## Set problem
Report all lines from the entries below in which "document" appears.

## Recorded data
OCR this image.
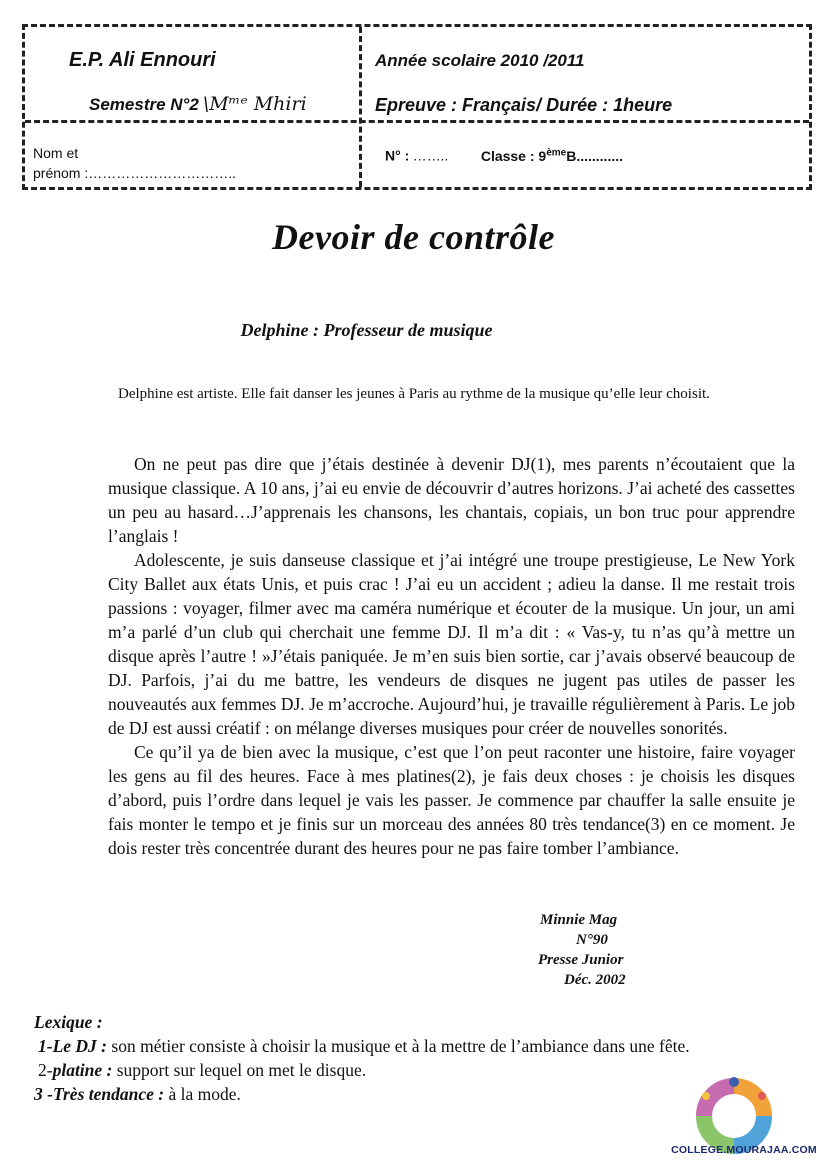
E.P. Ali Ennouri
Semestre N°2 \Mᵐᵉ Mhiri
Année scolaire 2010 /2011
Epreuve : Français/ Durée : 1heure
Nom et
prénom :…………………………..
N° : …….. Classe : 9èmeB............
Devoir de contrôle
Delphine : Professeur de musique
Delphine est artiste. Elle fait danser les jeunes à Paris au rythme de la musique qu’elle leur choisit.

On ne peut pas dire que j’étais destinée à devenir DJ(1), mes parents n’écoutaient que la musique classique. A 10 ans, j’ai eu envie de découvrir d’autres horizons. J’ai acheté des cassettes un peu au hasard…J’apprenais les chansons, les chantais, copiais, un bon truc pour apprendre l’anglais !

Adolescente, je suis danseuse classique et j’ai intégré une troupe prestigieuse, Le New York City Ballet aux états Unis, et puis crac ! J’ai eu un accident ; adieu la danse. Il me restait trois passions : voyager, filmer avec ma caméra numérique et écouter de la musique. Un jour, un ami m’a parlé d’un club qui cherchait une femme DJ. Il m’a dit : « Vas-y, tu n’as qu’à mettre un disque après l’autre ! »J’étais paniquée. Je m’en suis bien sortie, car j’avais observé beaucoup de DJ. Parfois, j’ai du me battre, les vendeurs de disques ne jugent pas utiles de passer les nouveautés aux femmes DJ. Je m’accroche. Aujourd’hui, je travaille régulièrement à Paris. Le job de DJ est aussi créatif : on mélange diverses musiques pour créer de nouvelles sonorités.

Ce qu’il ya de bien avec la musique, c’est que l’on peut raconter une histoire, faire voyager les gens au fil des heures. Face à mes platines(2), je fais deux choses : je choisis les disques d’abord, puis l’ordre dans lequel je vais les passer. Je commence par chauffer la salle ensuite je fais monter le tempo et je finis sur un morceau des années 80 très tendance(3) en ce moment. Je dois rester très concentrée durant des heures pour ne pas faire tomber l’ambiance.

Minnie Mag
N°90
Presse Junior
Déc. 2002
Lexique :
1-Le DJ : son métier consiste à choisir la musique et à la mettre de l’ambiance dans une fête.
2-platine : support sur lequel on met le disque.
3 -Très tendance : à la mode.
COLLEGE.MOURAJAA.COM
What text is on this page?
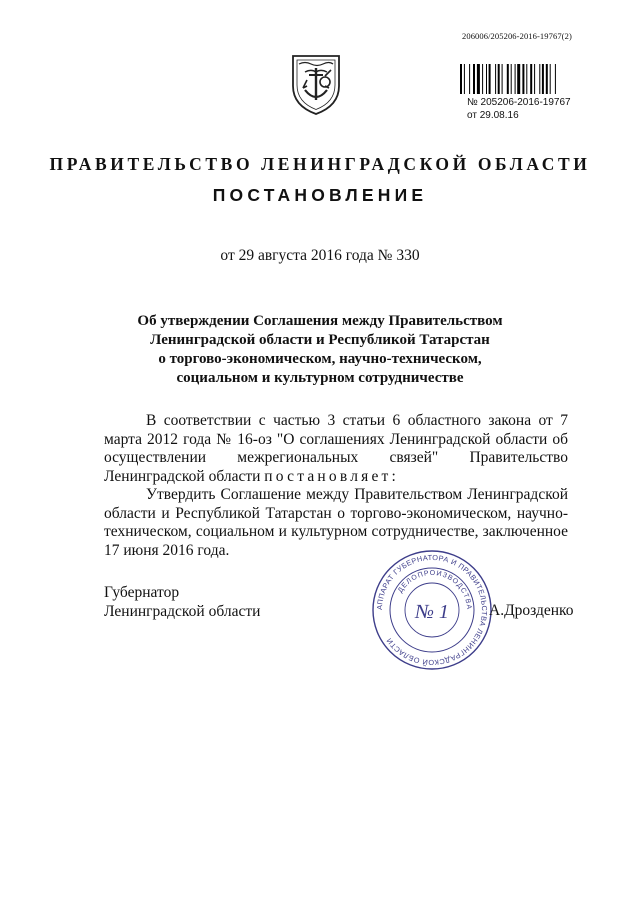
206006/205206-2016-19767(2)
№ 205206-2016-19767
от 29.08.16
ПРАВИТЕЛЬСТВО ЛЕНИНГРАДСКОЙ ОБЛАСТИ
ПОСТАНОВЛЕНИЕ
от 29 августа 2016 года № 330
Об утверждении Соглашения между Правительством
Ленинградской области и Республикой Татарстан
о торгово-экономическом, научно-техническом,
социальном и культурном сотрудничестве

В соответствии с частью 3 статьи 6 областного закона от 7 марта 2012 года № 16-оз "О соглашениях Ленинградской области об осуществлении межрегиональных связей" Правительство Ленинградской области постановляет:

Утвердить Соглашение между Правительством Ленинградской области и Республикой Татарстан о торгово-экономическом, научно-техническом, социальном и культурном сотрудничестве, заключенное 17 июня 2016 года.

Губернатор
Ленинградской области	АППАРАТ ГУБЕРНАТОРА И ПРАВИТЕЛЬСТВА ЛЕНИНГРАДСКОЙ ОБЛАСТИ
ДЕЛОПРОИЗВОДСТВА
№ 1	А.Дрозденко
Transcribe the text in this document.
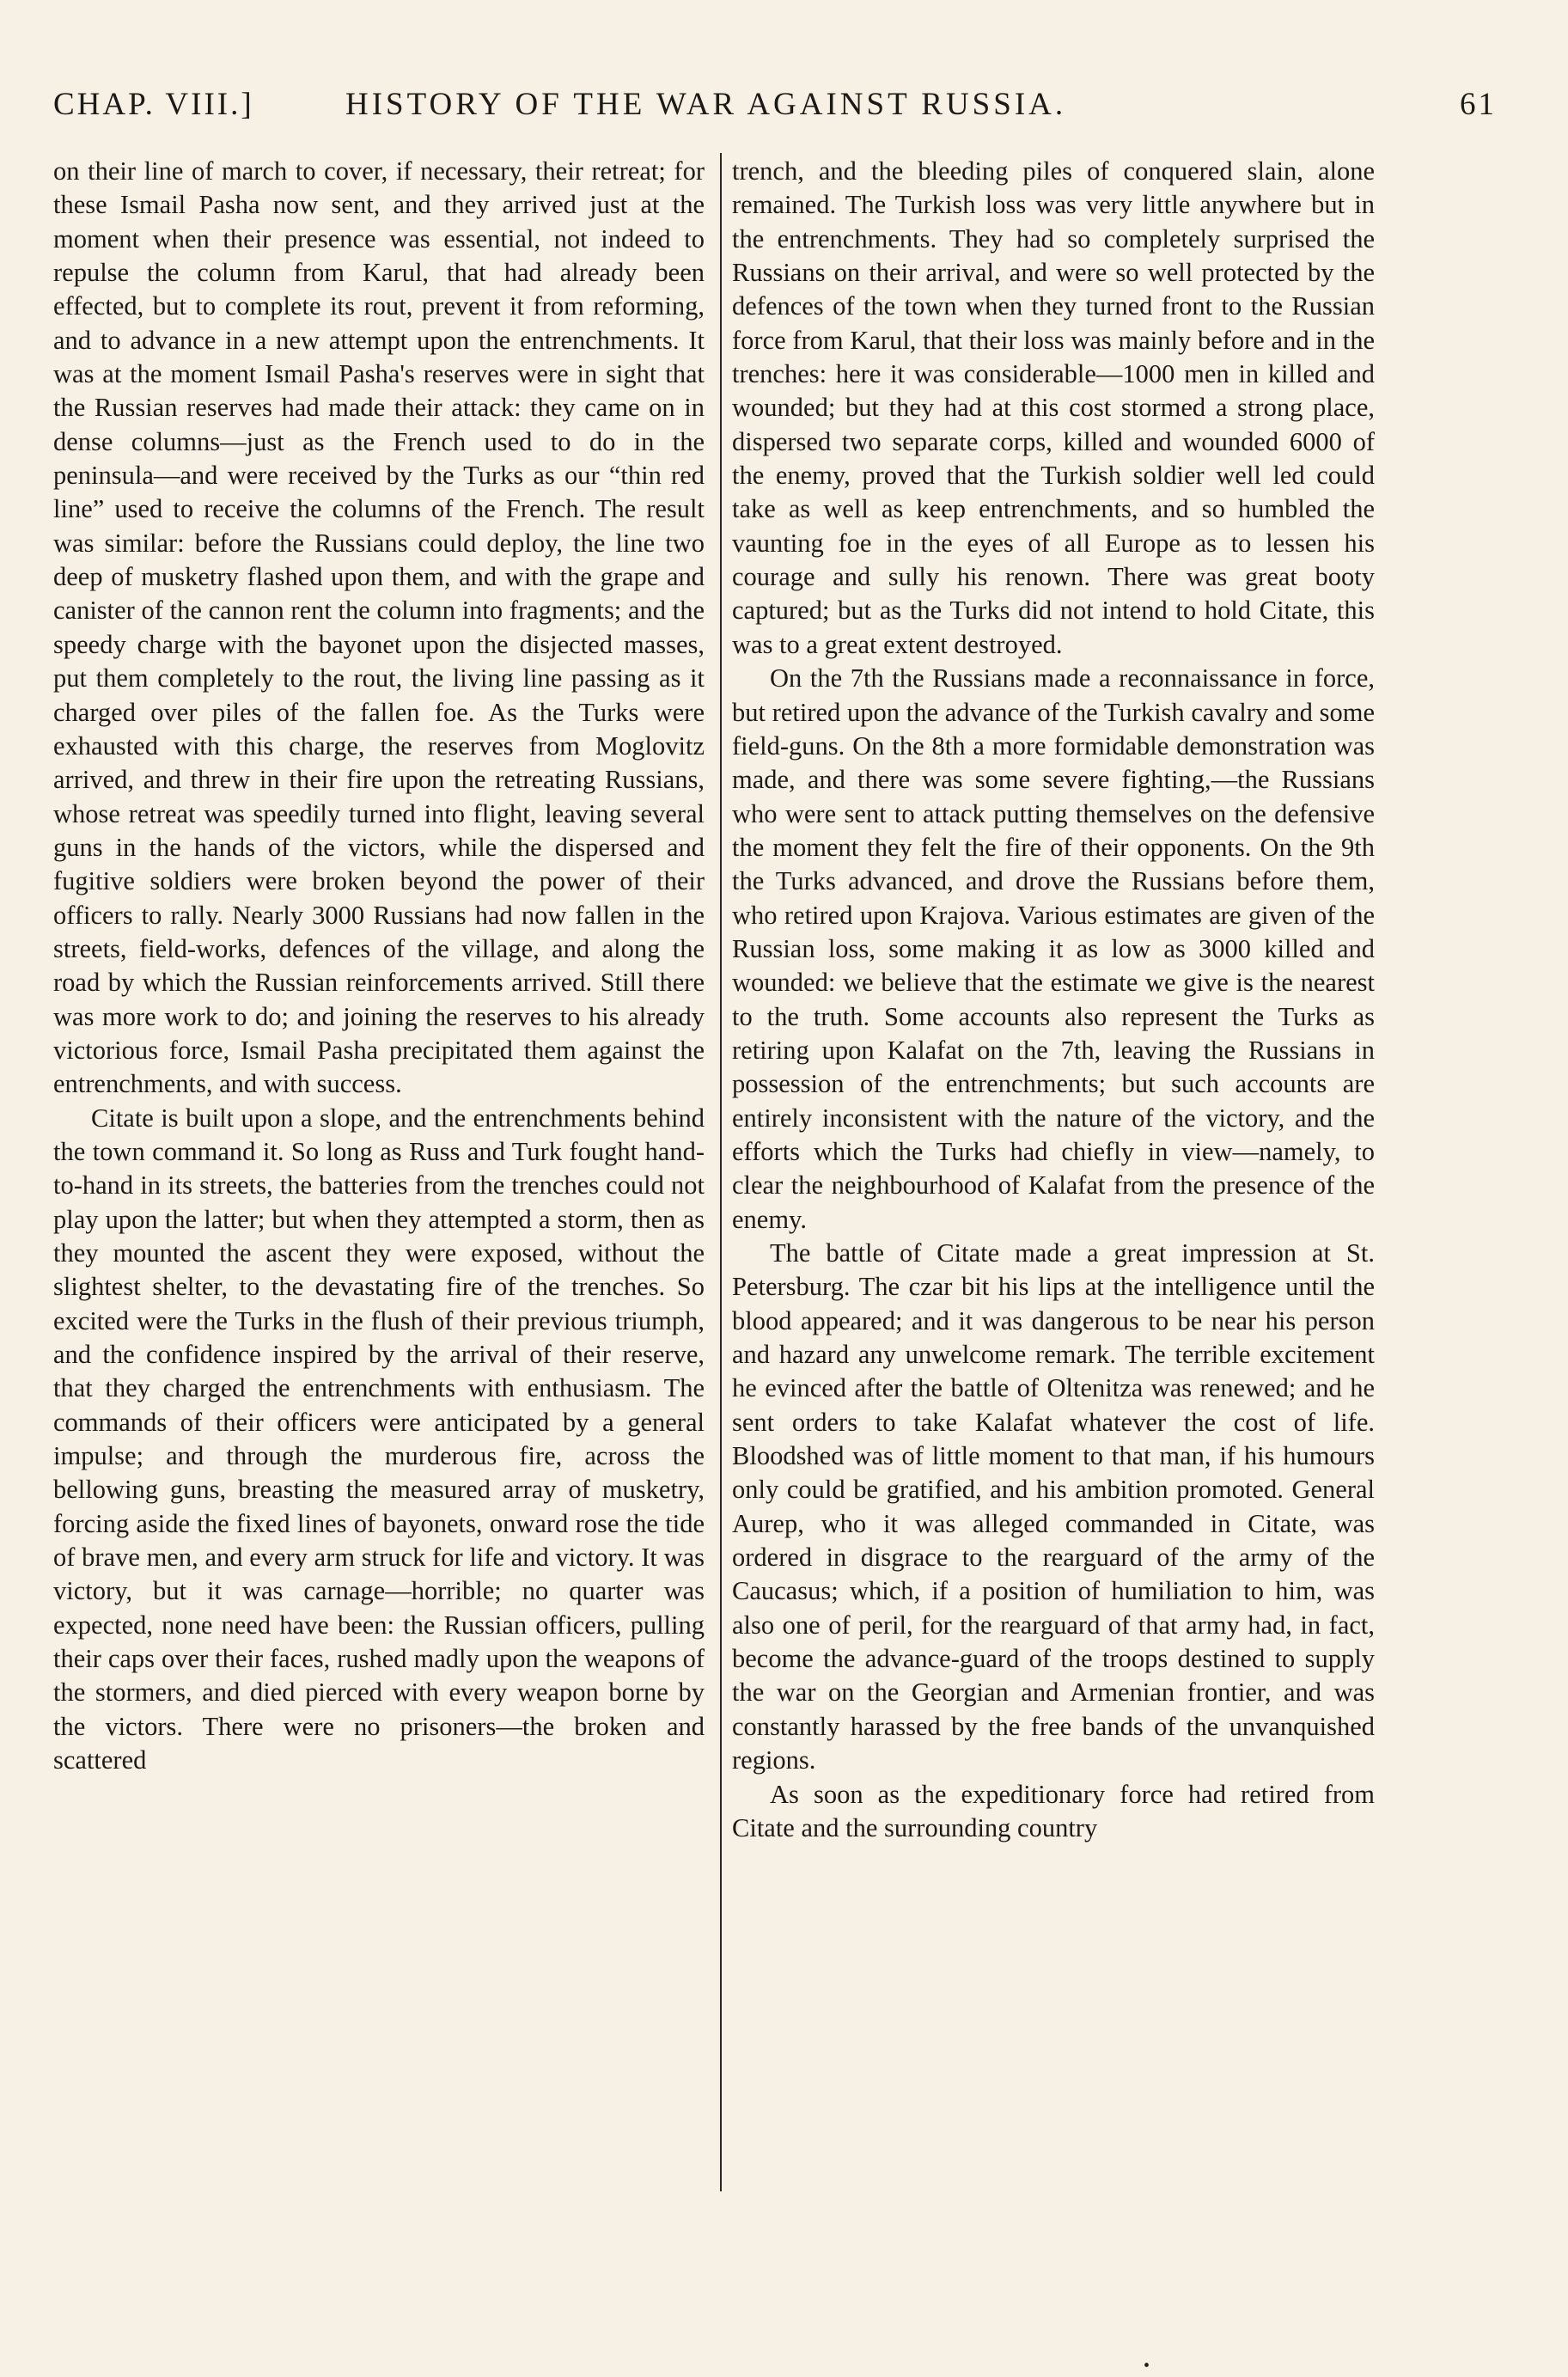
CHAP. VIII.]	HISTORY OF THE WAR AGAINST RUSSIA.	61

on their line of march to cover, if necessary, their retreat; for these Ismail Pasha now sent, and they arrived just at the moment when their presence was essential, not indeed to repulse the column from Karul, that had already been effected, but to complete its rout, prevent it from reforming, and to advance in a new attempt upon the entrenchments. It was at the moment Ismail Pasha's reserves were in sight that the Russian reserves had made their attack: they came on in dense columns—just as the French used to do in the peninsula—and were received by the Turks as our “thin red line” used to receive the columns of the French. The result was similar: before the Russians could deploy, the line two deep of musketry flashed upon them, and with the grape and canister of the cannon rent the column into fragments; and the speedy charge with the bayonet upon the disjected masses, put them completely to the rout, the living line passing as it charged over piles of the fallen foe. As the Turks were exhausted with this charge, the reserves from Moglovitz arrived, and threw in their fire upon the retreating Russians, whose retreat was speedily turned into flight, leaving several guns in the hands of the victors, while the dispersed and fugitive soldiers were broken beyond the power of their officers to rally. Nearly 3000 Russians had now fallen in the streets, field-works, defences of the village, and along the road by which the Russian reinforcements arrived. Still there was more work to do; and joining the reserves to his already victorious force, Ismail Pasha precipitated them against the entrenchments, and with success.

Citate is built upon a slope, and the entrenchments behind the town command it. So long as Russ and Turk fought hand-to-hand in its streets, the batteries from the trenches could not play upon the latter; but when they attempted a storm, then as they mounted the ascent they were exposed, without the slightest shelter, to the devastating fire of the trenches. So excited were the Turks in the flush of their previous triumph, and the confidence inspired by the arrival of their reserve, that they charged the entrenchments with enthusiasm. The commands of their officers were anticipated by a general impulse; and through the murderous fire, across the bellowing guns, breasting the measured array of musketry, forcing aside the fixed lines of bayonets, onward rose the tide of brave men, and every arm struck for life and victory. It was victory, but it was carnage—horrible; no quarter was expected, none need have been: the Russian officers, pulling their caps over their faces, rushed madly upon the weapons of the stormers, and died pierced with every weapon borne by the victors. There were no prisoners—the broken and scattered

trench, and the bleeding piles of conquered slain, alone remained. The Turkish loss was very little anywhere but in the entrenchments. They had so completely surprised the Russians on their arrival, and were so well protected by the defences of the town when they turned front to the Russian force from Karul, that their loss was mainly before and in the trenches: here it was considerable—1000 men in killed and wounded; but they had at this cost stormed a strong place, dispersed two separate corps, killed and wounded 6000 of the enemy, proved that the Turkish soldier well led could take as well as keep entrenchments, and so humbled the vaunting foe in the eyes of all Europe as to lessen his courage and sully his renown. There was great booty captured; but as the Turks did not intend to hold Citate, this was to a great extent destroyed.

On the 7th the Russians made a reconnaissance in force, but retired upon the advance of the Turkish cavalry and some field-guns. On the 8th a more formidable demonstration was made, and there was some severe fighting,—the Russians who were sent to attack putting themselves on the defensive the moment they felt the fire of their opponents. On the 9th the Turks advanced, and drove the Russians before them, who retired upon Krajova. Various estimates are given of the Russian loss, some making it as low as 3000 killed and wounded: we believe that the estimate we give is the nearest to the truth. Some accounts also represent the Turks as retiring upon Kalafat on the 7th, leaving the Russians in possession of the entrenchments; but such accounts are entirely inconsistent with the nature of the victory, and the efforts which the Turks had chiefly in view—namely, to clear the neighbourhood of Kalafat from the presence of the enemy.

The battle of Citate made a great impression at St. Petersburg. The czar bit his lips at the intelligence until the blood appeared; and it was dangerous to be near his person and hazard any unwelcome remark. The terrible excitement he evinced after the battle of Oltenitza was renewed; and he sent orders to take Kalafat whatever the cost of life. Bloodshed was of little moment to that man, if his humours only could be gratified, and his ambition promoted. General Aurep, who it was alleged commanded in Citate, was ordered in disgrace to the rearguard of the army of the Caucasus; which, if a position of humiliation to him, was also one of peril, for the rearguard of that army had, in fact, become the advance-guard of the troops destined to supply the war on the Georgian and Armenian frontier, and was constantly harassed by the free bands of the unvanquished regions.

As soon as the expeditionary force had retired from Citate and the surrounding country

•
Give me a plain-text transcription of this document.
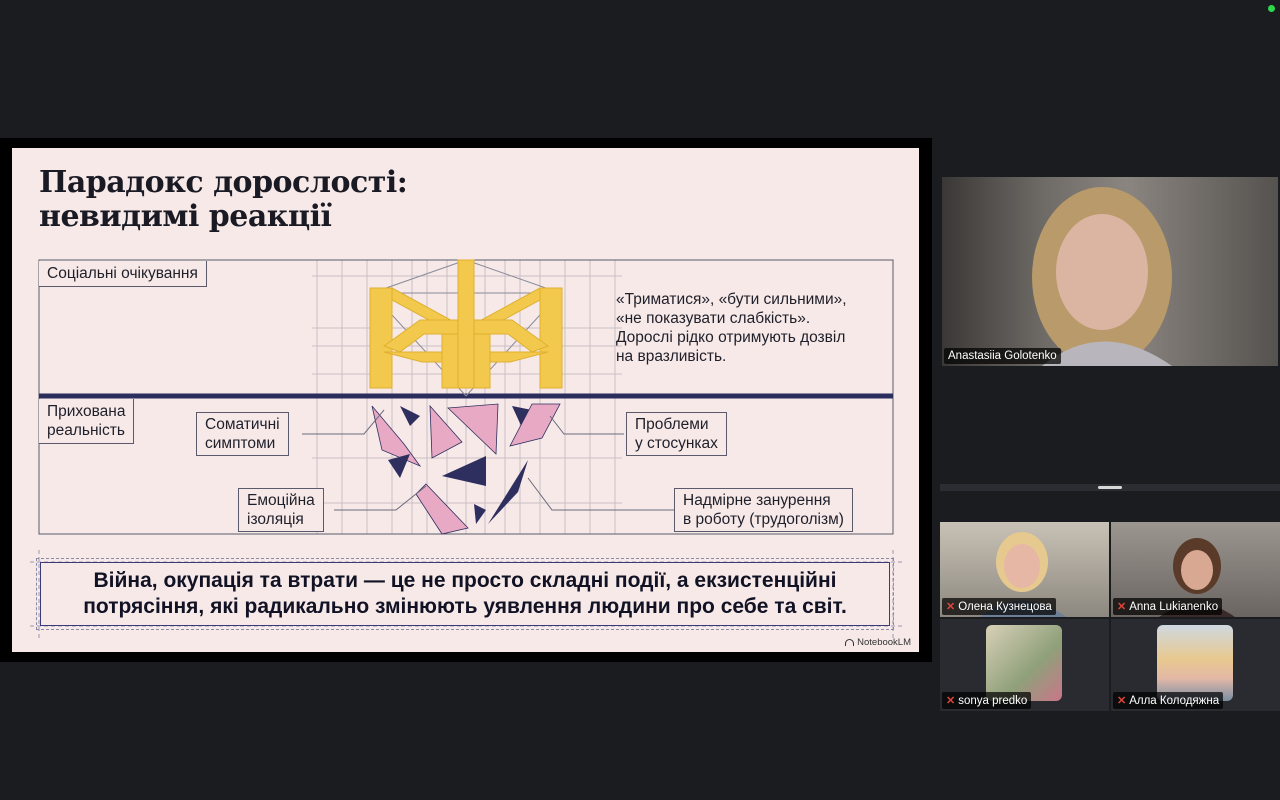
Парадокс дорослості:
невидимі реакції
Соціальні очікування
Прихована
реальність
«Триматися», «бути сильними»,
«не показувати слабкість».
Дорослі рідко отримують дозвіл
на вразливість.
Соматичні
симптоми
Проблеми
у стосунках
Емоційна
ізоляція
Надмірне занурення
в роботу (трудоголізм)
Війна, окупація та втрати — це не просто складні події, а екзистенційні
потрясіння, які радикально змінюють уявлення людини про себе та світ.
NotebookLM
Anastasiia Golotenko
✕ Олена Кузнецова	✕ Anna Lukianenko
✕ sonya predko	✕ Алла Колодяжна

## Final answer
Transcribe the text in this document.
Give me a plain-text transcription of this document.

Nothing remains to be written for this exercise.